*Given instruction*:
Quote the listing below in its entirety.

[Dataset excerpts]
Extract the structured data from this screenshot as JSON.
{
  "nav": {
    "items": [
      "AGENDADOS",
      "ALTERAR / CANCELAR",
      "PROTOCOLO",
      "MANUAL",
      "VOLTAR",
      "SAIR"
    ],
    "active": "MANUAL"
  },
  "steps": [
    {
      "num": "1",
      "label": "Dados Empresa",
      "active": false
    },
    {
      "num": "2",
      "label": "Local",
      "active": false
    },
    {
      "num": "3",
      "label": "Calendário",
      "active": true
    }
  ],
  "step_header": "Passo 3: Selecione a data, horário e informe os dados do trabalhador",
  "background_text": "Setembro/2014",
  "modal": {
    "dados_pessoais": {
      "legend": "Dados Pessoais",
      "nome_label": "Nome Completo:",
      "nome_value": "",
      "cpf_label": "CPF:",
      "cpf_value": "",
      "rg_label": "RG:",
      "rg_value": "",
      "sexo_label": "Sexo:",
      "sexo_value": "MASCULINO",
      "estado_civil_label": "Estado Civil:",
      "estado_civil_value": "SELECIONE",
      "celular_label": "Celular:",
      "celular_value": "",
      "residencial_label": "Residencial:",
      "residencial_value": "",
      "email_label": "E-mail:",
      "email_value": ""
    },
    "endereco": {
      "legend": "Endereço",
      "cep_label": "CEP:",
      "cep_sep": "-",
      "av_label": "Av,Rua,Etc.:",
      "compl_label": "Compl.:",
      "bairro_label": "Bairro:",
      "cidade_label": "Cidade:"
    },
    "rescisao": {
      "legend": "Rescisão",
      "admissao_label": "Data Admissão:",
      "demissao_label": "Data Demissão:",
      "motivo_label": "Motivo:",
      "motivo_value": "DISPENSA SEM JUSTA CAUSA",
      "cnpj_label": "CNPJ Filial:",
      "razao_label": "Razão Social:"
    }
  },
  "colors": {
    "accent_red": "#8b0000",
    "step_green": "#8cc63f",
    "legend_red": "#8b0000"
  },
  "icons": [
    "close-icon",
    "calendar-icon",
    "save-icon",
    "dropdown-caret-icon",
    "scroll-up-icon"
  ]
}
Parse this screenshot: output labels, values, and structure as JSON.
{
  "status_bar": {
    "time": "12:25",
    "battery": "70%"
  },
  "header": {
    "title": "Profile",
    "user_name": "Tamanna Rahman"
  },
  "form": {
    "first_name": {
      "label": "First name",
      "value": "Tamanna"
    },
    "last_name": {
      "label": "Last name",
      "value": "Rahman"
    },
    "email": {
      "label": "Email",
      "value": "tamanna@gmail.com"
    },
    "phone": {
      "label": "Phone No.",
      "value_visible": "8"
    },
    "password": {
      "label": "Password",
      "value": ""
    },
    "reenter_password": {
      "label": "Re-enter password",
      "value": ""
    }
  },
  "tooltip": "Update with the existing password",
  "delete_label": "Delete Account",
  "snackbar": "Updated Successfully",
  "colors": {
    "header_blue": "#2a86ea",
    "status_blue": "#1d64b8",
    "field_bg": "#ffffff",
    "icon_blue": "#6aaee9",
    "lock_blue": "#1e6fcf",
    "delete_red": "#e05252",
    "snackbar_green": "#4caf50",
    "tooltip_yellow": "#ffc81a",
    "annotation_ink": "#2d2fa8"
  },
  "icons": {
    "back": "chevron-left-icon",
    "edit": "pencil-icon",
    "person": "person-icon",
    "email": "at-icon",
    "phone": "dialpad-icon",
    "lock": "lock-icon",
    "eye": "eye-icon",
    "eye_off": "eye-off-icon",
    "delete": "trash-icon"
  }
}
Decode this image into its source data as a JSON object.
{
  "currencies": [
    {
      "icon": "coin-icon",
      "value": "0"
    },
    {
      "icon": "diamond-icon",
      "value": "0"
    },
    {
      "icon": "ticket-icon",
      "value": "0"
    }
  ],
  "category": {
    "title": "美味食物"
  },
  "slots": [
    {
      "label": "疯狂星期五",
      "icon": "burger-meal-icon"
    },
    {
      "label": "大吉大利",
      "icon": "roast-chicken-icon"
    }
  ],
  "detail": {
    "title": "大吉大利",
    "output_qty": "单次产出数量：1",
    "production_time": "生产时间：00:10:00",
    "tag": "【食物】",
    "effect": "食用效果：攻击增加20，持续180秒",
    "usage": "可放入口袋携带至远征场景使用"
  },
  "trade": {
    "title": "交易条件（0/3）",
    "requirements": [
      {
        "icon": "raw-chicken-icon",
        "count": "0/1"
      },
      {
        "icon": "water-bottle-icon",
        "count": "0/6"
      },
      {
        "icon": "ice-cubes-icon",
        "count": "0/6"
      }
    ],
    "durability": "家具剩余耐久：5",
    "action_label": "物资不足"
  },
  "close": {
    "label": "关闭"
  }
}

*Output for this task*:
Extract the structured data from this screenshot as JSON.
{
  "nav": {
    "items": [
      "AGENDADOS",
      "ALTERAR / CANCELAR",
      "PROTOCOLO",
      "MANUAL",
      "VOLTAR",
      "SAIR"
    ],
    "active": "MANUAL"
  },
  "steps": [
    {
      "num": "1",
      "label": "Dados Empresa",
      "active": false
    },
    {
      "num": "2",
      "label": "Local",
      "active": false
    },
    {
      "num": "3",
      "label": "Calendário",
      "active": true
    }
  ],
  "step_header": "Passo 3: Selecione a data, horário e informe os dados do trabalhador",
  "background_text": "Setembro/2014",
  "modal": {
    "dados_pessoais": {
      "legend": "Dados Pessoais",
      "nome_label": "Nome Completo:",
      "nome_value": "",
      "cpf_label": "CPF:",
      "cpf_value": "",
      "rg_label": "RG:",
      "rg_value": "",
      "sexo_label": "Sexo:",
      "sexo_value": "MASCULINO",
      "estado_civil_label": "Estado Civil:",
      "estado_civil_value": "SELECIONE",
      "celular_label": "Celular:",
      "celular_value": "",
      "residencial_label": "Residencial:",
      "residencial_value": "",
      "email_label": "E-mail:",
      "email_value": ""
    },
    "endereco": {
      "legend": "Endereço",
      "cep_label": "CEP:",
      "cep_sep": "-",
      "av_label": "Av,Rua,Etc.:",
      "compl_label": "Compl.:",
      "bairro_label": "Bairro:",
      "cidade_label": "Cidade:"
    },
    "rescisao": {
      "legend": "Rescisão",
      "admissao_label": "Data Admissão:",
      "demissao_label": "Data Demissão:",
      "motivo_label": "Motivo:",
      "motivo_value": "DISPENSA SEM JUSTA CAUSA",
      "cnpj_label": "CNPJ Filial:",
      "razao_label": "Razão Social:"
    }
  },
  "colors": {
    "accent_red": "#8b0000",
    "step_green": "#8cc63f",
    "legend_red": "#8b0000"
  },
  "icons": [
    "close-icon",
    "calendar-icon",
    "save-icon",
    "dropdown-caret-icon",
    "scroll-up-icon"
  ]
}
Parse this screenshot: output labels, values, and structure as JSON.
{
  "status_bar": {
    "time": "12:25",
    "battery": "70%"
  },
  "header": {
    "title": "Profile",
    "user_name": "Tamanna Rahman"
  },
  "form": {
    "first_name": {
      "label": "First name",
      "value": "Tamanna"
    },
    "last_name": {
      "label": "Last name",
      "value": "Rahman"
    },
    "email": {
      "label": "Email",
      "value": "tamanna@gmail.com"
    },
    "phone": {
      "label": "Phone No.",
      "value_visible": "8"
    },
    "password": {
      "label": "Password",
      "value": ""
    },
    "reenter_password": {
      "label": "Re-enter password",
      "value": ""
    }
  },
  "tooltip": "Update with the existing password",
  "delete_label": "Delete Account",
  "snackbar": "Updated Successfully",
  "colors": {
    "header_blue": "#2a86ea",
    "status_blue": "#1d64b8",
    "field_bg": "#ffffff",
    "icon_blue": "#6aaee9",
    "lock_blue": "#1e6fcf",
    "delete_red": "#e05252",
    "snackbar_green": "#4caf50",
    "tooltip_yellow": "#ffc81a",
    "annotation_ink": "#2d2fa8"
  },
  "icons": {
    "back": "chevron-left-icon",
    "edit": "pencil-icon",
    "person": "person-icon",
    "email": "at-icon",
    "phone": "dialpad-icon",
    "lock": "lock-icon",
    "eye": "eye-icon",
    "eye_off": "eye-off-icon",
    "delete": "trash-icon"
  }
}
Decode this image into its source data as a JSON object.
{
  "currencies": [
    {
      "icon": "coin-icon",
      "value": "0"
    },
    {
      "icon": "diamond-icon",
      "value": "0"
    },
    {
      "icon": "ticket-icon",
      "value": "0"
    }
  ],
  "category": {
    "title": "美味食物"
  },
  "slots": [
    {
      "label": "疯狂星期五",
      "icon": "burger-meal-icon"
    },
    {
      "label": "大吉大利",
      "icon": "roast-chicken-icon"
    }
  ],
  "detail": {
    "title": "大吉大利",
    "output_qty": "单次产出数量：1",
    "production_time": "生产时间：00:10:00",
    "tag": "【食物】",
    "effect": "食用效果：攻击增加20，持续180秒",
    "usage": "可放入口袋携带至远征场景使用"
  },
  "trade": {
    "title": "交易条件（0/3）",
    "requirements": [
      {
        "icon": "raw-chicken-icon",
        "count": "0/1"
      },
      {
        "icon": "water-bottle-icon",
        "count": "0/6"
      },
      {
        "icon": "ice-cubes-icon",
        "count": "0/6"
      }
    ],
    "durability": "家具剩余耐久：5",
    "action_label": "物资不足"
  },
  "close": {
    "label": "关闭"
  }
}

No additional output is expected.